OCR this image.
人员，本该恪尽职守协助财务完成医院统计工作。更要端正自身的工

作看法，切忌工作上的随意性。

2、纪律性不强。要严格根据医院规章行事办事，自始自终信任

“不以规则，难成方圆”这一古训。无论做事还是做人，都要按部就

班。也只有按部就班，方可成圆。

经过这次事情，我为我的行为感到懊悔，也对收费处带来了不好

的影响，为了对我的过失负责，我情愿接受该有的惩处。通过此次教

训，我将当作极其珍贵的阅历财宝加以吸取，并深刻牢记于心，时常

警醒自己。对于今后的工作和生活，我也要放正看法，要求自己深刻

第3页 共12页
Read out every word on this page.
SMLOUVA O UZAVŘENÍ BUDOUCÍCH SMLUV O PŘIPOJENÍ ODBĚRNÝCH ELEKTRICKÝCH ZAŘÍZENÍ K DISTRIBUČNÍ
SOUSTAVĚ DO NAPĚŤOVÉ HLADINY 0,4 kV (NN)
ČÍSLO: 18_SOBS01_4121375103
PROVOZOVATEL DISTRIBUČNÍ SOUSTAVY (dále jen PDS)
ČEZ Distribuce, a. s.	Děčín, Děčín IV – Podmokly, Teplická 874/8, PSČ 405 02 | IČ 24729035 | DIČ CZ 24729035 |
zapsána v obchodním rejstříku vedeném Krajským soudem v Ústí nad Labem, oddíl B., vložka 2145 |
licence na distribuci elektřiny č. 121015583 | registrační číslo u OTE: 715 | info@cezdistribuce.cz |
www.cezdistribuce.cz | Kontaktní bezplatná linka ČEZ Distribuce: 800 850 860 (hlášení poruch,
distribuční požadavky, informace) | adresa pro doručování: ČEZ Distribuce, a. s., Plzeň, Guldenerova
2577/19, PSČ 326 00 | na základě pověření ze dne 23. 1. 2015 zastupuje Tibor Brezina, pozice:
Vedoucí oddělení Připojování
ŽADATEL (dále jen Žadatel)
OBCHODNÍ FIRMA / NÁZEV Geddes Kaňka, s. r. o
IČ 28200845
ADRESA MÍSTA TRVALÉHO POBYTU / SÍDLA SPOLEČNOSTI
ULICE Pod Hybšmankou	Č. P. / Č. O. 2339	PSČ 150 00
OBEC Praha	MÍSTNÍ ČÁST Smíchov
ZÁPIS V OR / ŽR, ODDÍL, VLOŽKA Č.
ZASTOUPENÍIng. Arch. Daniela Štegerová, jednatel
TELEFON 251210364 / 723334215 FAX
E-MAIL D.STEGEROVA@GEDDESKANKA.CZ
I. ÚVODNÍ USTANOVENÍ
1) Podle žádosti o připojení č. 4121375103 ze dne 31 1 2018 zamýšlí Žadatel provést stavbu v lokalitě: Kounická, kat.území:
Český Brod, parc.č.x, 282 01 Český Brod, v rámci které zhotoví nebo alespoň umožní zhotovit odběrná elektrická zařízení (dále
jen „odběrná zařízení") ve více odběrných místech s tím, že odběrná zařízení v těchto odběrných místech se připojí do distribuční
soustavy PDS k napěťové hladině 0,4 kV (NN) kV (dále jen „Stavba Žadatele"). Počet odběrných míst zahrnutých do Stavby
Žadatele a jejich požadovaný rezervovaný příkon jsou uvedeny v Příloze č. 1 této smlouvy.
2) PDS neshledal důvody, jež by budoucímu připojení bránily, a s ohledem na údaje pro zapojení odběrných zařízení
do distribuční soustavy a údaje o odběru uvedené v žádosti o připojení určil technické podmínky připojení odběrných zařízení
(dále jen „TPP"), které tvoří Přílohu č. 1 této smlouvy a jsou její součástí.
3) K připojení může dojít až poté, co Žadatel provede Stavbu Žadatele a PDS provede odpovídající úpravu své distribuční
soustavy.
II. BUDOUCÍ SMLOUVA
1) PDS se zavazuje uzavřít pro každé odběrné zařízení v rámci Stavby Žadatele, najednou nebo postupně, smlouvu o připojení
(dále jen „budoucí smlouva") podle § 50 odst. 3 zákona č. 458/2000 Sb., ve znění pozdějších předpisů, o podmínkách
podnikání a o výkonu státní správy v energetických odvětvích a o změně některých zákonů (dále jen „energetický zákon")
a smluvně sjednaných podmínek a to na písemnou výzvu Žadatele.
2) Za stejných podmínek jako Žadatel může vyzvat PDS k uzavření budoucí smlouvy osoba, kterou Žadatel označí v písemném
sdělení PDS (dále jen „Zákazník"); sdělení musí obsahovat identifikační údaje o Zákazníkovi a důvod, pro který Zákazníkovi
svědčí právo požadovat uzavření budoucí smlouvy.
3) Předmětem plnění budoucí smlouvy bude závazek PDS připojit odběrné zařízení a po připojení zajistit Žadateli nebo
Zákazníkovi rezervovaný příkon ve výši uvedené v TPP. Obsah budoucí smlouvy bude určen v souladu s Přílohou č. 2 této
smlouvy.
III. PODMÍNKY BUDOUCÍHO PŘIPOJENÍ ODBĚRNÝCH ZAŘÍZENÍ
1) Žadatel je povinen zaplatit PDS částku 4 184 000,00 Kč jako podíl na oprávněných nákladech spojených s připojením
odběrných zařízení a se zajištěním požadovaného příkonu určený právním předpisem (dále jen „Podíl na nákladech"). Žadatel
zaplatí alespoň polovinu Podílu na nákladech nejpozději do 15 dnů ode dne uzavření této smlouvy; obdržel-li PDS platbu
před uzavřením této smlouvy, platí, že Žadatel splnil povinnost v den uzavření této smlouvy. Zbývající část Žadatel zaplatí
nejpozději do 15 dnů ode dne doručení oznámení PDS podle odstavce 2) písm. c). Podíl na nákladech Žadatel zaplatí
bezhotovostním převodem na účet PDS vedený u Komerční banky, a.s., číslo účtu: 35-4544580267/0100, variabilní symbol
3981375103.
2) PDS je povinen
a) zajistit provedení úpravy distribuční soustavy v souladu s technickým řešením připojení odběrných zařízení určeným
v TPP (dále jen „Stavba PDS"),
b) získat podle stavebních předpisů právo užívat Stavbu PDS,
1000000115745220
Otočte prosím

* * * * * * *

▸ **Exercise brief**: Pick out the lines that have the word "podmínek". Copy them all.

▸ **Task response**:
a smluvně sjednaných podmínek a to na písemnou výzvu Žadatele.
2) Za stejných podmínek jako Žadatel může vyzvat PDS k uzavření budoucí smlouvy osoba, kterou Žadatel označí v písemném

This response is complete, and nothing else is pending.